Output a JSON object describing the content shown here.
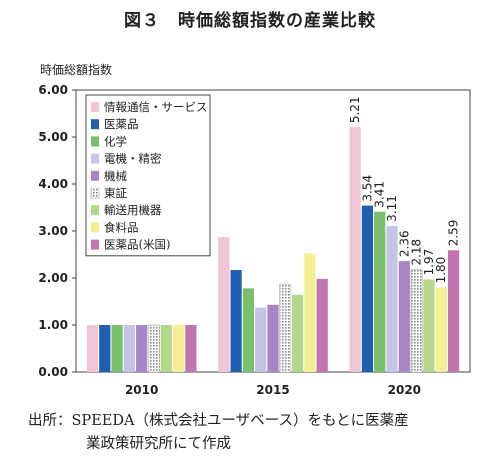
{
  "figure": {
    "title": "図３　時価総額指数の産業比較",
    "source_line1": "出所：SPEEDA（株式会社ユーザベース）をもとに医薬産",
    "source_line2": "業政策研究所にて作成"
  },
  "chart_data": {
    "type": "bar",
    "title": "図３　時価総額指数の産業比較",
    "xlabel": "",
    "ylabel": "時価総額指数",
    "ylim": [
      0,
      6
    ],
    "yticks": [
      "0.00",
      "1.00",
      "2.00",
      "3.00",
      "4.00",
      "5.00",
      "6.00"
    ],
    "categories": [
      "2010",
      "2015",
      "2020"
    ],
    "grid": false,
    "legend_position": "top-left",
    "series": [
      {
        "name": "情報通信・サービス",
        "color": "#f2c4d8",
        "pattern": "solid",
        "values": [
          1.0,
          2.87,
          5.21
        ],
        "labels": [
          "",
          "",
          "5.21"
        ]
      },
      {
        "name": "医薬品",
        "color": "#1f5fb0",
        "pattern": "solid",
        "values": [
          1.0,
          2.17,
          3.54
        ],
        "labels": [
          "",
          "",
          "3.54"
        ]
      },
      {
        "name": "化学",
        "color": "#79bf6c",
        "pattern": "solid",
        "values": [
          1.0,
          1.78,
          3.41
        ],
        "labels": [
          "",
          "",
          "3.41"
        ]
      },
      {
        "name": "電機・精密",
        "color": "#c6c4e6",
        "pattern": "solid",
        "values": [
          1.0,
          1.37,
          3.11
        ],
        "labels": [
          "",
          "",
          "3.11"
        ]
      },
      {
        "name": "機械",
        "color": "#a786c8",
        "pattern": "solid",
        "values": [
          1.0,
          1.43,
          2.36
        ],
        "labels": [
          "",
          "",
          "2.36"
        ]
      },
      {
        "name": "東証",
        "color": "#9a9a9a",
        "pattern": "dots",
        "values": [
          1.0,
          1.87,
          2.18
        ],
        "labels": [
          "",
          "",
          "2.18"
        ]
      },
      {
        "name": "輸送用機器",
        "color": "#b2d98c",
        "pattern": "solid",
        "values": [
          1.0,
          1.64,
          1.97
        ],
        "labels": [
          "",
          "",
          "1.97"
        ]
      },
      {
        "name": "食料品",
        "color": "#f4ef92",
        "pattern": "solid",
        "values": [
          1.0,
          2.52,
          1.8
        ],
        "labels": [
          "",
          "",
          "1.80"
        ]
      },
      {
        "name": "医薬品(米国)",
        "color": "#c174ae",
        "pattern": "solid",
        "values": [
          1.0,
          1.98,
          2.59
        ],
        "labels": [
          "",
          "",
          "2.59"
        ]
      }
    ]
  }
}
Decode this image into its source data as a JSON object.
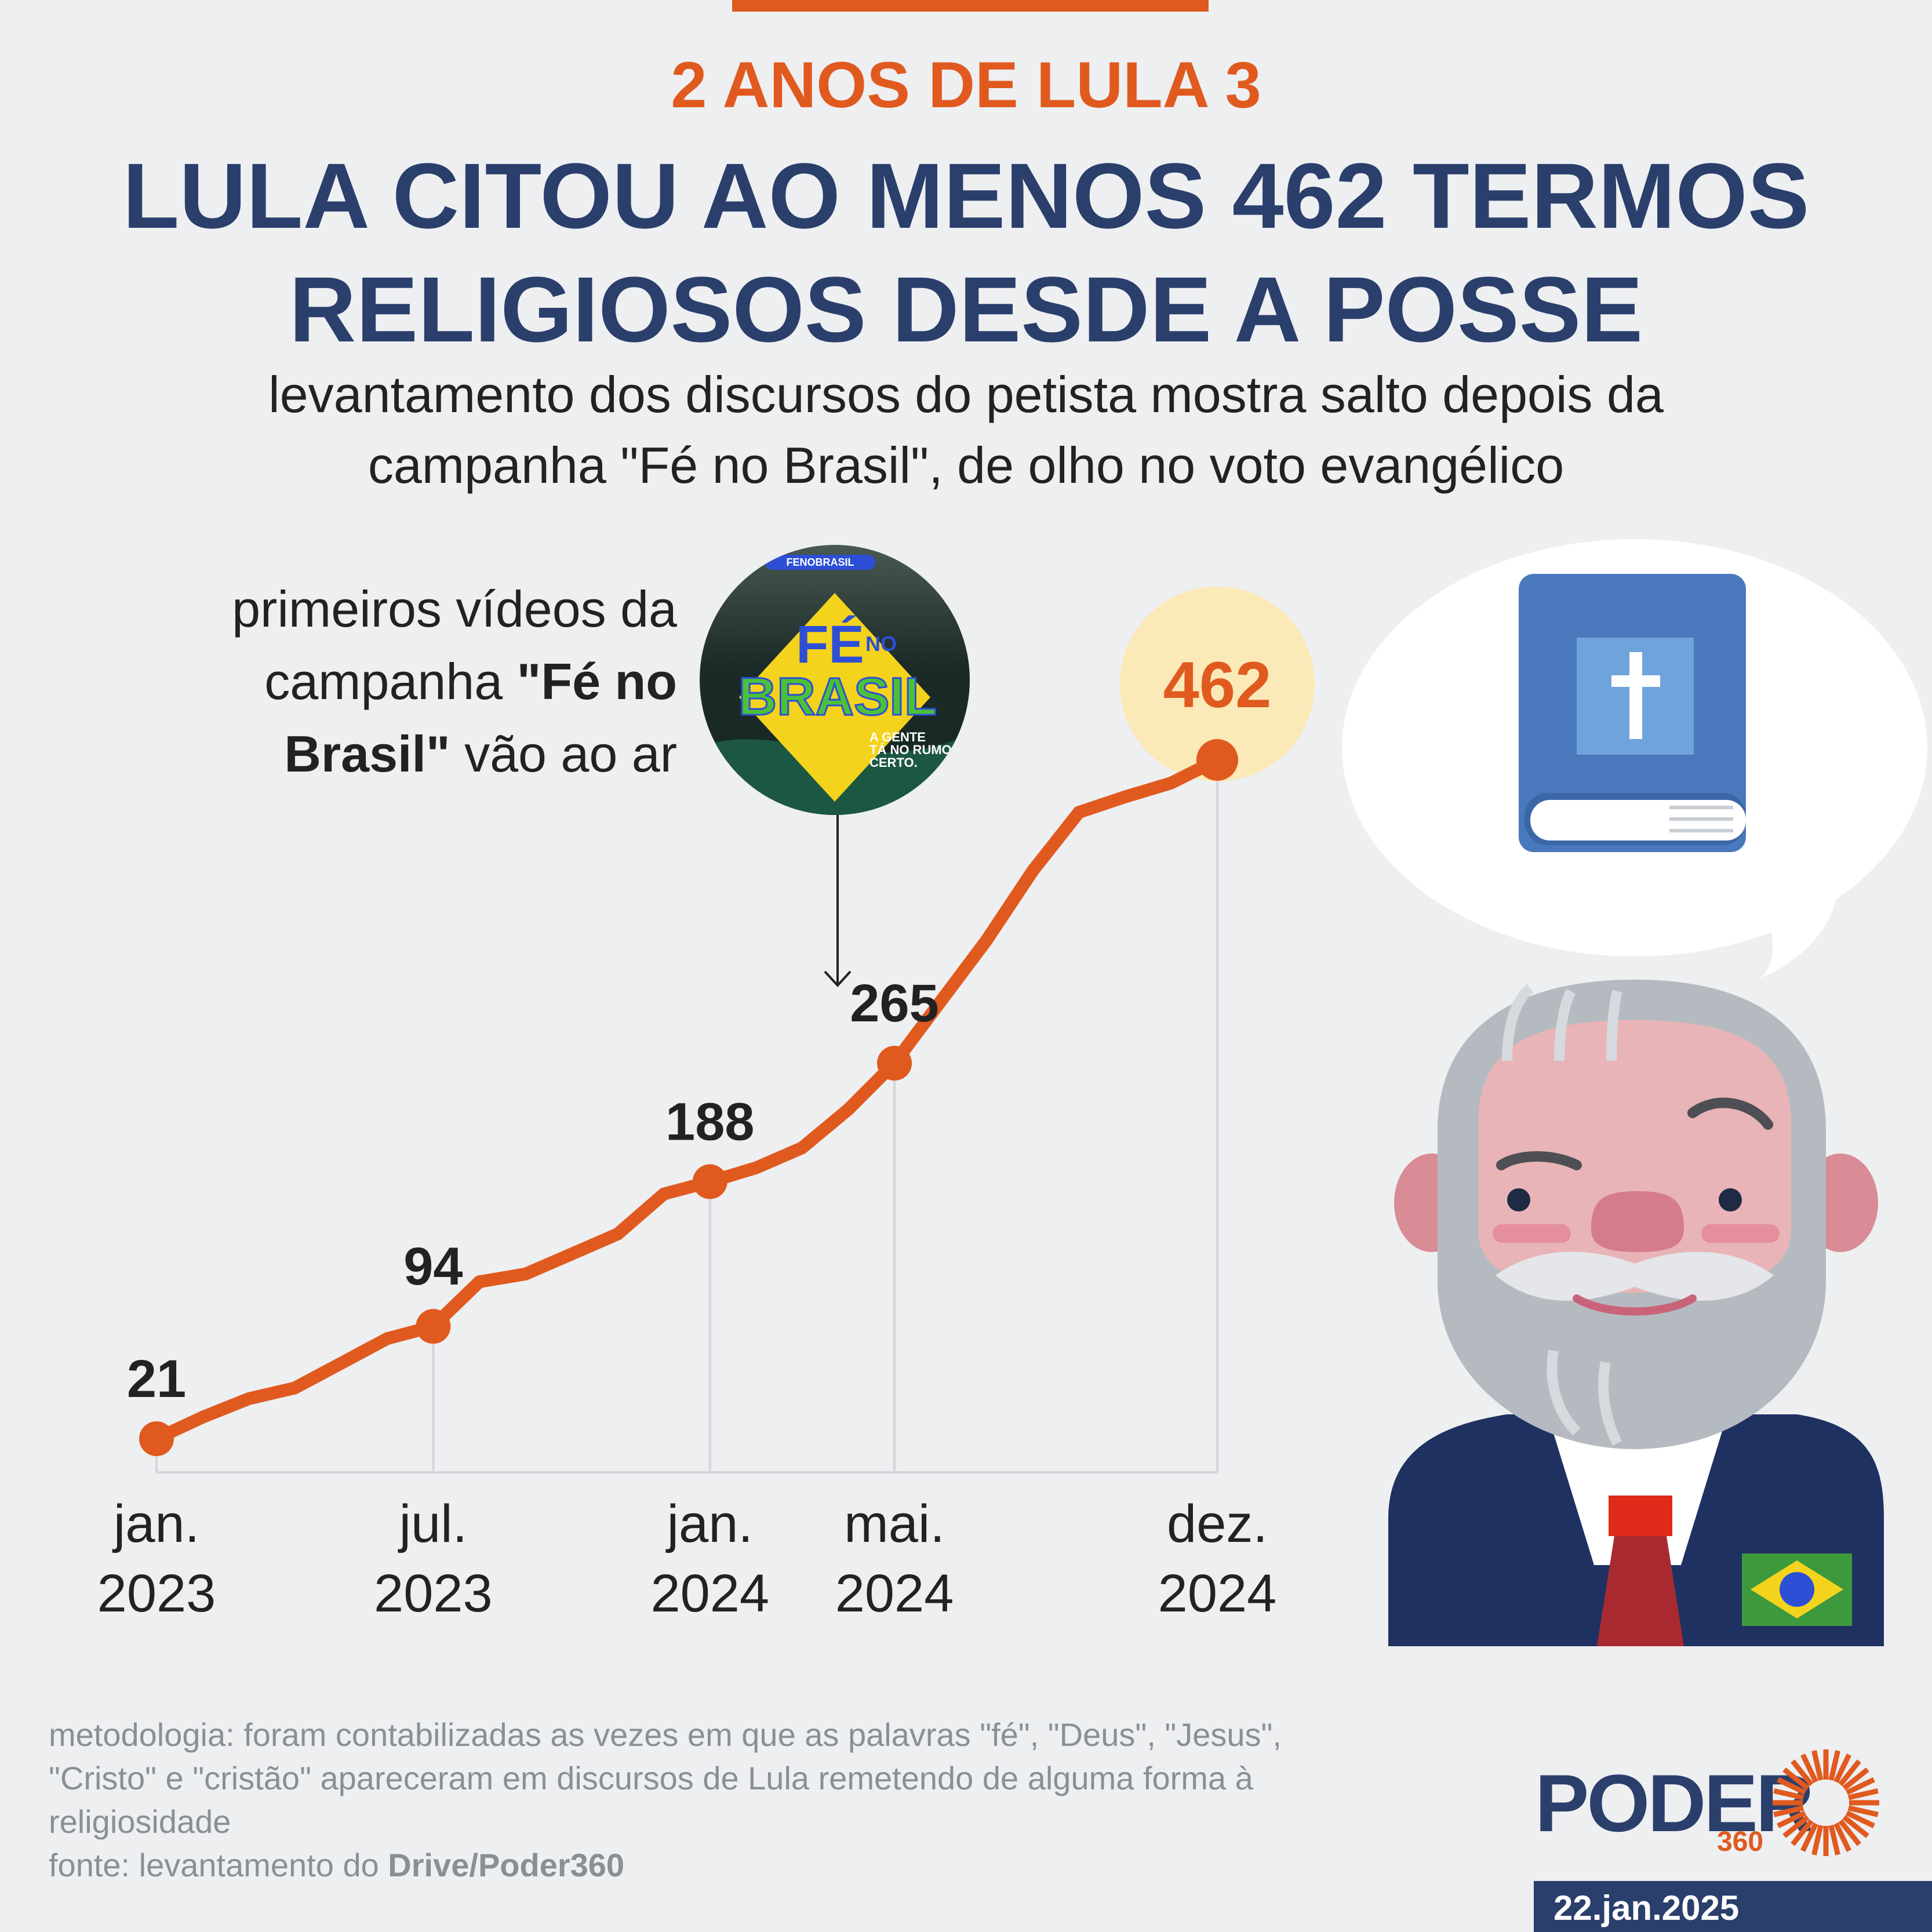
{
  "header": {
    "kicker": "2 ANOS DE LULA 3",
    "headline_line1": "LULA CITOU AO MENOS 462 TERMOS",
    "headline_line2": "RELIGIOSOS DESDE A POSSE",
    "subtitle_line1": "levantamento dos discursos do petista mostra salto depois da",
    "subtitle_line2": "campanha \"Fé no Brasil\", de olho no voto evangélico"
  },
  "annotation": {
    "line1": "primeiros vídeos da",
    "line2_pre": "campanha ",
    "line2_bold": "\"Fé no",
    "line3_bold": "Brasil\"",
    "line3_post": " vão ao ar",
    "badge_handle": "FENOBRASIL",
    "badge_title_top": "FÉ",
    "badge_title_no": "NO",
    "badge_title_main": "BRASIL",
    "badge_tagline1": "A GENTE",
    "badge_tagline2": "TÁ NO RUMO",
    "badge_tagline3": "CERTO."
  },
  "chart_data": {
    "type": "line",
    "title": "",
    "xlabel": "",
    "ylabel": "",
    "ylim": [
      0,
      480
    ],
    "x": [
      "jan.2023",
      "fev.2023",
      "mar.2023",
      "abr.2023",
      "mai.2023",
      "jun.2023",
      "jul.2023",
      "ago.2023",
      "set.2023",
      "out.2023",
      "nov.2023",
      "dez.2023",
      "jan.2024",
      "fev.2024",
      "mar.2024",
      "abr.2024",
      "mai.2024",
      "jun.2024",
      "jul.2024",
      "ago.2024",
      "set.2024",
      "out.2024",
      "nov.2024",
      "dez.2024"
    ],
    "values": [
      21,
      35,
      47,
      54,
      70,
      86,
      94,
      123,
      128,
      141,
      154,
      180,
      188,
      197,
      210,
      235,
      265,
      305,
      345,
      390,
      428,
      438,
      447,
      462
    ],
    "highlighted": [
      {
        "index": 0,
        "label": "21"
      },
      {
        "index": 6,
        "label": "94"
      },
      {
        "index": 12,
        "label": "188"
      },
      {
        "index": 16,
        "label": "265"
      },
      {
        "index": 23,
        "label": "462"
      }
    ],
    "x_ticks": [
      {
        "index": 0,
        "line1": "jan.",
        "line2": "2023"
      },
      {
        "index": 6,
        "line1": "jul.",
        "line2": "2023"
      },
      {
        "index": 12,
        "line1": "jan.",
        "line2": "2024"
      },
      {
        "index": 16,
        "line1": "mai.",
        "line2": "2024"
      },
      {
        "index": 23,
        "line1": "dez.",
        "line2": "2024"
      }
    ],
    "annotation_index": 16,
    "line_color": "#e05a1f",
    "highlight_bg": "#fbe9b7"
  },
  "footer": {
    "method_line1": "metodologia: foram contabilizadas as vezes em que as palavras \"fé\", \"Deus\", \"Jesus\",",
    "method_line2": "\"Cristo\" e \"cristão\" apareceram em discursos de Lula remetendo de alguma forma à",
    "method_line3": "religiosidade",
    "source_pre": "fonte: levantamento do ",
    "source_bold": "Drive/Poder360",
    "logo_word": "PODER",
    "logo_num": "360",
    "date": "22.jan.2025"
  },
  "colors": {
    "accent": "#e05a1f",
    "navy": "#2b3f6c",
    "background": "#eeeff1"
  }
}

━━━━━━━━

Pick out the lines containing the word "JSON" and show them.

Output a JSON object describing the content shown here.
Decode this image into its source data as a JSON object.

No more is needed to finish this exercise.